[Dataset records]
++++++++++++++++++++

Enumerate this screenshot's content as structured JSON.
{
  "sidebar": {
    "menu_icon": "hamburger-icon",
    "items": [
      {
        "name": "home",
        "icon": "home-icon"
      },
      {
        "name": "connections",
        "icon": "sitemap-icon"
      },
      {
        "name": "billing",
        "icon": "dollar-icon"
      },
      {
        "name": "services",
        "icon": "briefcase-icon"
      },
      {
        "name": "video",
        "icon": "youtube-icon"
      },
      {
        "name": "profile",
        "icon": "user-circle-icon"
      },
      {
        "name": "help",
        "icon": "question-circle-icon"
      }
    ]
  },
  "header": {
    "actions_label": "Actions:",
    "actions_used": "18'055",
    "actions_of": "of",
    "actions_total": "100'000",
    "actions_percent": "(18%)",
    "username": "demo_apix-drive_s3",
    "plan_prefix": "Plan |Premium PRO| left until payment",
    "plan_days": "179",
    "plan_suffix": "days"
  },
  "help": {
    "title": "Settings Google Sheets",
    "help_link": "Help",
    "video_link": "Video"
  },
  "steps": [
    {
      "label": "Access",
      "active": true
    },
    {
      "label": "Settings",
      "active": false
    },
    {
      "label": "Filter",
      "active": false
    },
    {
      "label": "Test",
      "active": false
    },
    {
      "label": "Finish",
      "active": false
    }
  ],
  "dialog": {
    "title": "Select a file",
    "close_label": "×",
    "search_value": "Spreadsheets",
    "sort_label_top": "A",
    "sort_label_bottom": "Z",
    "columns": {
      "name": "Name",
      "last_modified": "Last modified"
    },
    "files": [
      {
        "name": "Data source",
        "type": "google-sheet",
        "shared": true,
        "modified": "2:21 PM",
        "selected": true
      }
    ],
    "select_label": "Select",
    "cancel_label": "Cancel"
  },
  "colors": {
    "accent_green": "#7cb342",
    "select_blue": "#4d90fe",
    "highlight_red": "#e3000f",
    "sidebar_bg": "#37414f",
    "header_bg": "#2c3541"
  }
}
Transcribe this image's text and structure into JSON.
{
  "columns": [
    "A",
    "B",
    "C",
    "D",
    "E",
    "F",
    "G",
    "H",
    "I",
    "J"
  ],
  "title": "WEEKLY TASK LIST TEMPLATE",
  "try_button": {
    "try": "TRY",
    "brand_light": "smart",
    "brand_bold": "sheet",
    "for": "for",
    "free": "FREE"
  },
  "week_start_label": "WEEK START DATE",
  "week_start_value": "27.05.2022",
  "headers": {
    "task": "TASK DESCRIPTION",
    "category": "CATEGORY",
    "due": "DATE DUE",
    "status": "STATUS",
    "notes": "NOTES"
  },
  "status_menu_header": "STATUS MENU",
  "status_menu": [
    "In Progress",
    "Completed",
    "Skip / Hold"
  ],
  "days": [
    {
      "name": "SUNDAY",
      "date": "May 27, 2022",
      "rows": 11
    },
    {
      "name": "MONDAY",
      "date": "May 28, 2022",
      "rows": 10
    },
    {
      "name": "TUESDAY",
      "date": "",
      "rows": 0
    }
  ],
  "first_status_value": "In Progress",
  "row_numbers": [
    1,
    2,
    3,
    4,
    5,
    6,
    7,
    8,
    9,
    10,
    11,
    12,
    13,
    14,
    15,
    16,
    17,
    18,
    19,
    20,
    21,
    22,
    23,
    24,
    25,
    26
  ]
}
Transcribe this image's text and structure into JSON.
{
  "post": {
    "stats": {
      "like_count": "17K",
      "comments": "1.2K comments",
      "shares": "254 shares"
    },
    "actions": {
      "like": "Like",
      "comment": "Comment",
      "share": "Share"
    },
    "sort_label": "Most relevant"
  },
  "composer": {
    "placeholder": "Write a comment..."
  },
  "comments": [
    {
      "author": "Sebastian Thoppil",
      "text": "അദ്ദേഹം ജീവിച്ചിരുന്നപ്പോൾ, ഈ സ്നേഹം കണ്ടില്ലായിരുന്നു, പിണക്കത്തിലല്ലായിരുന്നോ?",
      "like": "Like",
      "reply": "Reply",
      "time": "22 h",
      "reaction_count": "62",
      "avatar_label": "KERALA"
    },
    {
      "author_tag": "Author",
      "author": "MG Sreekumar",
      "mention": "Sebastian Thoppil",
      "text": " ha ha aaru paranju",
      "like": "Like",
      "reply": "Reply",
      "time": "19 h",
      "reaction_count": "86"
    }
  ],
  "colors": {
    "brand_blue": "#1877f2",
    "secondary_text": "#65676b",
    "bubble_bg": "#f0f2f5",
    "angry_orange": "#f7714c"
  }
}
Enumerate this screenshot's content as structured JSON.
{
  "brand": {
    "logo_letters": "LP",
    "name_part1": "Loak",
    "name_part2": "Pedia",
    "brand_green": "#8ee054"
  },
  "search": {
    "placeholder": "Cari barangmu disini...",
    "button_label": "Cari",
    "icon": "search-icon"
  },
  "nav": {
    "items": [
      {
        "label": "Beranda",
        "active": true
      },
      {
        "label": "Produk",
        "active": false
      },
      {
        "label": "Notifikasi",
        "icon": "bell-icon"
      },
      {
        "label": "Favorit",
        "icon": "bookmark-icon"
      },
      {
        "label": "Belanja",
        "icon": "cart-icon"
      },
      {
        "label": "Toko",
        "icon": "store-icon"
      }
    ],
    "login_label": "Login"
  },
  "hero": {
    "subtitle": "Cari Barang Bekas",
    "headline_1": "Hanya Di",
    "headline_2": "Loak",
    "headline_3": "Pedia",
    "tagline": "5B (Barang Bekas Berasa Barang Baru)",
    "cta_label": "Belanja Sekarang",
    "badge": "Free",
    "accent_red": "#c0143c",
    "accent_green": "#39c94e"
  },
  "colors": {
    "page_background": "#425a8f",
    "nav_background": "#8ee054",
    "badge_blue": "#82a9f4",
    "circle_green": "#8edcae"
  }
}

++++++++++++++++++++

Given request: The entries above should be repeated exactly, every one of them.

Task result:
Enumerate this screenshot's content as structured JSON.
{
  "sidebar": {
    "menu_icon": "hamburger-icon",
    "items": [
      {
        "name": "home",
        "icon": "home-icon"
      },
      {
        "name": "connections",
        "icon": "sitemap-icon"
      },
      {
        "name": "billing",
        "icon": "dollar-icon"
      },
      {
        "name": "services",
        "icon": "briefcase-icon"
      },
      {
        "name": "video",
        "icon": "youtube-icon"
      },
      {
        "name": "profile",
        "icon": "user-circle-icon"
      },
      {
        "name": "help",
        "icon": "question-circle-icon"
      }
    ]
  },
  "header": {
    "actions_label": "Actions:",
    "actions_used": "18'055",
    "actions_of": "of",
    "actions_total": "100'000",
    "actions_percent": "(18%)",
    "username": "demo_apix-drive_s3",
    "plan_prefix": "Plan |Premium PRO| left until payment",
    "plan_days": "179",
    "plan_suffix": "days"
  },
  "help": {
    "title": "Settings Google Sheets",
    "help_link": "Help",
    "video_link": "Video"
  },
  "steps": [
    {
      "label": "Access",
      "active": true
    },
    {
      "label": "Settings",
      "active": false
    },
    {
      "label": "Filter",
      "active": false
    },
    {
      "label": "Test",
      "active": false
    },
    {
      "label": "Finish",
      "active": false
    }
  ],
  "dialog": {
    "title": "Select a file",
    "close_label": "×",
    "search_value": "Spreadsheets",
    "sort_label_top": "A",
    "sort_label_bottom": "Z",
    "columns": {
      "name": "Name",
      "last_modified": "Last modified"
    },
    "files": [
      {
        "name": "Data source",
        "type": "google-sheet",
        "shared": true,
        "modified": "2:21 PM",
        "selected": true
      }
    ],
    "select_label": "Select",
    "cancel_label": "Cancel"
  },
  "colors": {
    "accent_green": "#7cb342",
    "select_blue": "#4d90fe",
    "highlight_red": "#e3000f",
    "sidebar_bg": "#37414f",
    "header_bg": "#2c3541"
  }
}
Transcribe this image's text and structure into JSON.
{
  "columns": [
    "A",
    "B",
    "C",
    "D",
    "E",
    "F",
    "G",
    "H",
    "I",
    "J"
  ],
  "title": "WEEKLY TASK LIST TEMPLATE",
  "try_button": {
    "try": "TRY",
    "brand_light": "smart",
    "brand_bold": "sheet",
    "for": "for",
    "free": "FREE"
  },
  "week_start_label": "WEEK START DATE",
  "week_start_value": "27.05.2022",
  "headers": {
    "task": "TASK DESCRIPTION",
    "category": "CATEGORY",
    "due": "DATE DUE",
    "status": "STATUS",
    "notes": "NOTES"
  },
  "status_menu_header": "STATUS MENU",
  "status_menu": [
    "In Progress",
    "Completed",
    "Skip / Hold"
  ],
  "days": [
    {
      "name": "SUNDAY",
      "date": "May 27, 2022",
      "rows": 11
    },
    {
      "name": "MONDAY",
      "date": "May 28, 2022",
      "rows": 10
    },
    {
      "name": "TUESDAY",
      "date": "",
      "rows": 0
    }
  ],
  "first_status_value": "In Progress",
  "row_numbers": [
    1,
    2,
    3,
    4,
    5,
    6,
    7,
    8,
    9,
    10,
    11,
    12,
    13,
    14,
    15,
    16,
    17,
    18,
    19,
    20,
    21,
    22,
    23,
    24,
    25,
    26
  ]
}
Transcribe this image's text and structure into JSON.
{
  "post": {
    "stats": {
      "like_count": "17K",
      "comments": "1.2K comments",
      "shares": "254 shares"
    },
    "actions": {
      "like": "Like",
      "comment": "Comment",
      "share": "Share"
    },
    "sort_label": "Most relevant"
  },
  "composer": {
    "placeholder": "Write a comment..."
  },
  "comments": [
    {
      "author": "Sebastian Thoppil",
      "text": "അദ്ദേഹം ജീവിച്ചിരുന്നപ്പോൾ, ഈ സ്നേഹം കണ്ടില്ലായിരുന്നു, പിണക്കത്തിലല്ലായിരുന്നോ?",
      "like": "Like",
      "reply": "Reply",
      "time": "22 h",
      "reaction_count": "62",
      "avatar_label": "KERALA"
    },
    {
      "author_tag": "Author",
      "author": "MG Sreekumar",
      "mention": "Sebastian Thoppil",
      "text": " ha ha aaru paranju",
      "like": "Like",
      "reply": "Reply",
      "time": "19 h",
      "reaction_count": "86"
    }
  ],
  "colors": {
    "brand_blue": "#1877f2",
    "secondary_text": "#65676b",
    "bubble_bg": "#f0f2f5",
    "angry_orange": "#f7714c"
  }
}
Enumerate this screenshot's content as structured JSON.
{
  "brand": {
    "logo_letters": "LP",
    "name_part1": "Loak",
    "name_part2": "Pedia",
    "brand_green": "#8ee054"
  },
  "search": {
    "placeholder": "Cari barangmu disini...",
    "button_label": "Cari",
    "icon": "search-icon"
  },
  "nav": {
    "items": [
      {
        "label": "Beranda",
        "active": true
      },
      {
        "label": "Produk",
        "active": false
      },
      {
        "label": "Notifikasi",
        "icon": "bell-icon"
      },
      {
        "label": "Favorit",
        "icon": "bookmark-icon"
      },
      {
        "label": "Belanja",
        "icon": "cart-icon"
      },
      {
        "label": "Toko",
        "icon": "store-icon"
      }
    ],
    "login_label": "Login"
  },
  "hero": {
    "subtitle": "Cari Barang Bekas",
    "headline_1": "Hanya Di",
    "headline_2": "Loak",
    "headline_3": "Pedia",
    "tagline": "5B (Barang Bekas Berasa Barang Baru)",
    "cta_label": "Belanja Sekarang",
    "badge": "Free",
    "accent_red": "#c0143c",
    "accent_green": "#39c94e"
  },
  "colors": {
    "page_background": "#425a8f",
    "nav_background": "#8ee054",
    "badge_blue": "#82a9f4",
    "circle_green": "#8edcae"
  }
}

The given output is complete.